▶ [WORK TO BE COMPLETED]: All lines featuring the string "this" are to be listed.
>> begin
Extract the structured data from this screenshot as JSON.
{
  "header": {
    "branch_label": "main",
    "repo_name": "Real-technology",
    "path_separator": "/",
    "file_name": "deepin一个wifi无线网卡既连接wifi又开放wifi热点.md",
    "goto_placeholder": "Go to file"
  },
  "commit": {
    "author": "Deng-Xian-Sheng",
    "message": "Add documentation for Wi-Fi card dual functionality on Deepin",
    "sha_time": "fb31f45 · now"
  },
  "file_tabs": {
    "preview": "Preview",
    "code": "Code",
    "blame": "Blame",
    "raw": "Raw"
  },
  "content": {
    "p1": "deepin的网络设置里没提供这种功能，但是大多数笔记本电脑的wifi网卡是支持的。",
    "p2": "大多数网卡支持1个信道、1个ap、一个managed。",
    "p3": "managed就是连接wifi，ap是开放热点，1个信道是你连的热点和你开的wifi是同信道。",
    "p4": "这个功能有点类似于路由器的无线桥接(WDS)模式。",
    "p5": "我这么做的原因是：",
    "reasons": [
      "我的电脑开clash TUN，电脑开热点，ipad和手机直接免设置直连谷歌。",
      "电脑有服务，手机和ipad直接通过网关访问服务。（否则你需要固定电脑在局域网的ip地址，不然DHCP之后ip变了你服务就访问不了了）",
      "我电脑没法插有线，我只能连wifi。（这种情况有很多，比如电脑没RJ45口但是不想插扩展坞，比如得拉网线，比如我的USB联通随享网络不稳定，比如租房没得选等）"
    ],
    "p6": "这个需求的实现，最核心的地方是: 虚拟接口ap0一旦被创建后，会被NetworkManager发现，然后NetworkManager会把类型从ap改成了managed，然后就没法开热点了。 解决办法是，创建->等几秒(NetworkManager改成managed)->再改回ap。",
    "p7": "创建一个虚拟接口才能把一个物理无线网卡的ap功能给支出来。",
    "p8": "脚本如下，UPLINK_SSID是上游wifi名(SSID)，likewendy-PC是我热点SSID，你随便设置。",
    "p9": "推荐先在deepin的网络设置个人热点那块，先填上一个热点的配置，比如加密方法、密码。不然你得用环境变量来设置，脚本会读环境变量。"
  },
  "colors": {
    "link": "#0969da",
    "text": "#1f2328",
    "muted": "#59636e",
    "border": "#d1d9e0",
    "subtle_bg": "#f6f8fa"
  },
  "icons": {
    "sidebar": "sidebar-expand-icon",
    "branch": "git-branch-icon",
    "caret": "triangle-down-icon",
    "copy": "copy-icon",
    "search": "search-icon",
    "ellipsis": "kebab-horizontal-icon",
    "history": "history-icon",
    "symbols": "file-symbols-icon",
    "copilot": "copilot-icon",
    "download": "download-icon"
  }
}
>> end
>> begin
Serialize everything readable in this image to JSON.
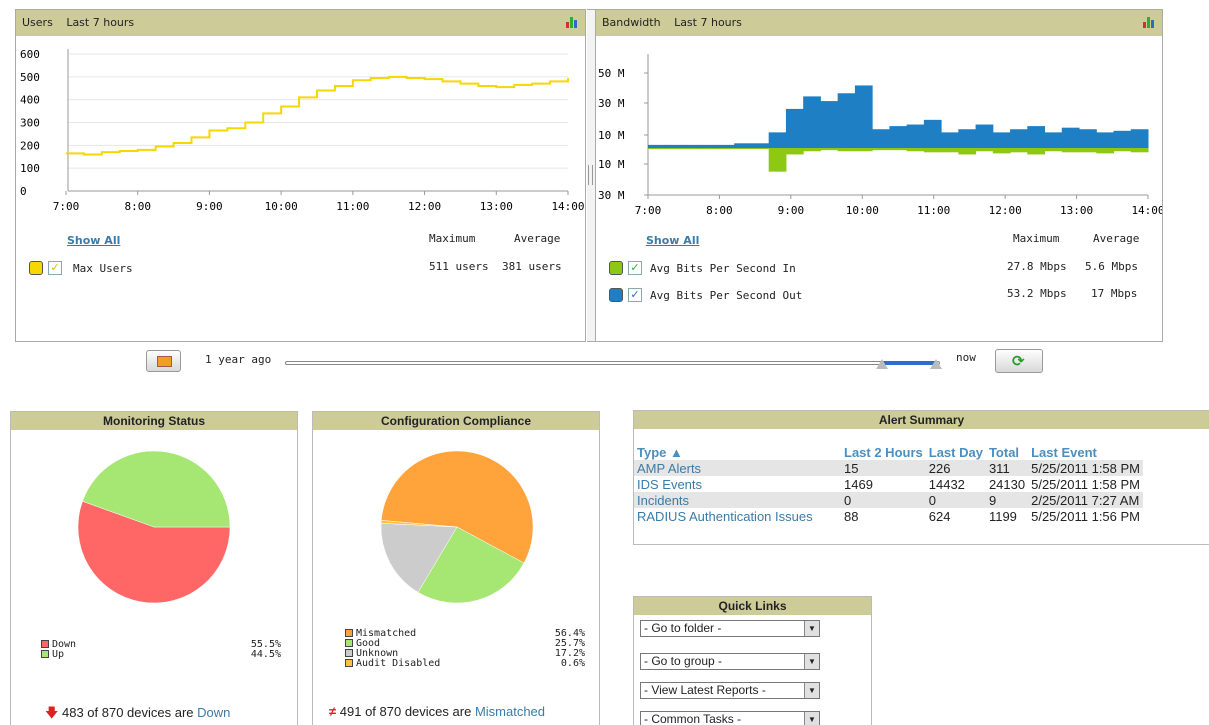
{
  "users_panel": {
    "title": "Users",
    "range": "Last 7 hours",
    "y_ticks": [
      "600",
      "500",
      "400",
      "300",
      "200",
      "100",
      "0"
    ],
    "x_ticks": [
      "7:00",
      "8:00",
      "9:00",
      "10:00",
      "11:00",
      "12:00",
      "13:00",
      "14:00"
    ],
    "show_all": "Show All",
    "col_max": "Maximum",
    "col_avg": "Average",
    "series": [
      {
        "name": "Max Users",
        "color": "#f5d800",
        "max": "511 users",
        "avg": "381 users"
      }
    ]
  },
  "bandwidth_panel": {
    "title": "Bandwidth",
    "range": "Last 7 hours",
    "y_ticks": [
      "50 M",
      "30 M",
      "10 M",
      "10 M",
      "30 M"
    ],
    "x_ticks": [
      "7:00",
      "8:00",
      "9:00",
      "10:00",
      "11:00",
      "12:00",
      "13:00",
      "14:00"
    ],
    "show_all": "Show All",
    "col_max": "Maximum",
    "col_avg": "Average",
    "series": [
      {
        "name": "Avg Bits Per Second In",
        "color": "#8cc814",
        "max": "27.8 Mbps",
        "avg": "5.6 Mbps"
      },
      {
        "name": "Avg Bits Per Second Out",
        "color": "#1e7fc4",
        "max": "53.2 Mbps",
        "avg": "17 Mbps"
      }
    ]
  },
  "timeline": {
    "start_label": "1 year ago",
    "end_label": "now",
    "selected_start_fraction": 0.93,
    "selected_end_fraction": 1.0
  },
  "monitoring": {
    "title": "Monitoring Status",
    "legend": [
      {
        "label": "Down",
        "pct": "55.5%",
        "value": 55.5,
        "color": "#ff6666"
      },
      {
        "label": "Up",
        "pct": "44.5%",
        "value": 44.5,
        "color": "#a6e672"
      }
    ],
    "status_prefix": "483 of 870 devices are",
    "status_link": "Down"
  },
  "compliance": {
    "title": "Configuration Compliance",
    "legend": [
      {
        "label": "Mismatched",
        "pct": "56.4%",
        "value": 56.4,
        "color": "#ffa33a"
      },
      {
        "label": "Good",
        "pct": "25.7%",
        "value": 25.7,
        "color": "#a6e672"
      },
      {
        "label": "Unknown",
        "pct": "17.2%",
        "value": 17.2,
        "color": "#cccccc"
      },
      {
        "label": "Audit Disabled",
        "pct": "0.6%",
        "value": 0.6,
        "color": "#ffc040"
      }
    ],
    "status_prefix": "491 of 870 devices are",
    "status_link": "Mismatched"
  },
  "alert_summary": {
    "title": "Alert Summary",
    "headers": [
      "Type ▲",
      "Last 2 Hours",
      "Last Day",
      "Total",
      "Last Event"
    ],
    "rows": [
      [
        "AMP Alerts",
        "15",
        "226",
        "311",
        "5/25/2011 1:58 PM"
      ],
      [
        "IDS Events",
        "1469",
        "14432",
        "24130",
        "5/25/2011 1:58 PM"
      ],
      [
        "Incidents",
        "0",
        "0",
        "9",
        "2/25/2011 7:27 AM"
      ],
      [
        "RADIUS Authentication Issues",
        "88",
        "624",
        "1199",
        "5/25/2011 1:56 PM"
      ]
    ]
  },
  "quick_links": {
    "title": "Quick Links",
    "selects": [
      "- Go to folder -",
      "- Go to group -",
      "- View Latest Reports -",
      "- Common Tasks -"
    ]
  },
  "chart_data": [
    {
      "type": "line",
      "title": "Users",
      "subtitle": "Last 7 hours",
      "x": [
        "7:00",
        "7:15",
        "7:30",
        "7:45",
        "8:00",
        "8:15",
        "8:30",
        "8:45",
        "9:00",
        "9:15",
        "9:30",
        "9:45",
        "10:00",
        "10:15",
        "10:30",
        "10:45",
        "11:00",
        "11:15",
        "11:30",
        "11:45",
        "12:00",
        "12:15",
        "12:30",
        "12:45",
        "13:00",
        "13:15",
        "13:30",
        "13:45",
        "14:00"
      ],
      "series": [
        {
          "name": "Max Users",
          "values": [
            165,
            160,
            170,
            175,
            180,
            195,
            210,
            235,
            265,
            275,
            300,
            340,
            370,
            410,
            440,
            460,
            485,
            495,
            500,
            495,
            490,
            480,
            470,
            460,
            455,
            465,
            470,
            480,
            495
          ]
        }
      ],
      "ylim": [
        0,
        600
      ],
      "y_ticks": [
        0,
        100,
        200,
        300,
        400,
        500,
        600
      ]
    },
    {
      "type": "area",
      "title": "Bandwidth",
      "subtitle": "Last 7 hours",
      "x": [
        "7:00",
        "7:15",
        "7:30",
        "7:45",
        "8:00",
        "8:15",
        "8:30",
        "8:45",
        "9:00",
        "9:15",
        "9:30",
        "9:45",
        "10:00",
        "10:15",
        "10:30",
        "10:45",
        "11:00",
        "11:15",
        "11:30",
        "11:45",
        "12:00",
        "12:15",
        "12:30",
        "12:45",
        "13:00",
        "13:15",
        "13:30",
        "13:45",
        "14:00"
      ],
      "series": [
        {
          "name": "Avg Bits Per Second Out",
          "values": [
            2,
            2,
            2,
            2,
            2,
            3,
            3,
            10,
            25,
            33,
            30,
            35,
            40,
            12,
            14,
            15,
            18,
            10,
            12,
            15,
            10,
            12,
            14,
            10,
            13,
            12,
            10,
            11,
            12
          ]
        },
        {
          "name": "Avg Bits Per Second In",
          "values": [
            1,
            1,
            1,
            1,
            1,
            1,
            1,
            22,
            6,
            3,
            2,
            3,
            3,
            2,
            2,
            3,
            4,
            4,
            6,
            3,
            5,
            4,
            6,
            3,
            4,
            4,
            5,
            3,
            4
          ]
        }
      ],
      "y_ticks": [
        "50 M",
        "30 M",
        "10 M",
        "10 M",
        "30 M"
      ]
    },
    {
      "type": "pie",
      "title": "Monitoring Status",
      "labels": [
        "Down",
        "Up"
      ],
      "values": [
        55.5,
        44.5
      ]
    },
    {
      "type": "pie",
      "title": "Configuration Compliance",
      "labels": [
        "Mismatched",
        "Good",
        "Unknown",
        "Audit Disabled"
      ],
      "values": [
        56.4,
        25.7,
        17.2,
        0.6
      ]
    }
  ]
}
>> end
▶ [FULL RESPONSE]:
Extract the structured data from this screenshot as JSON.
Serialize everything readable in this image to JSON.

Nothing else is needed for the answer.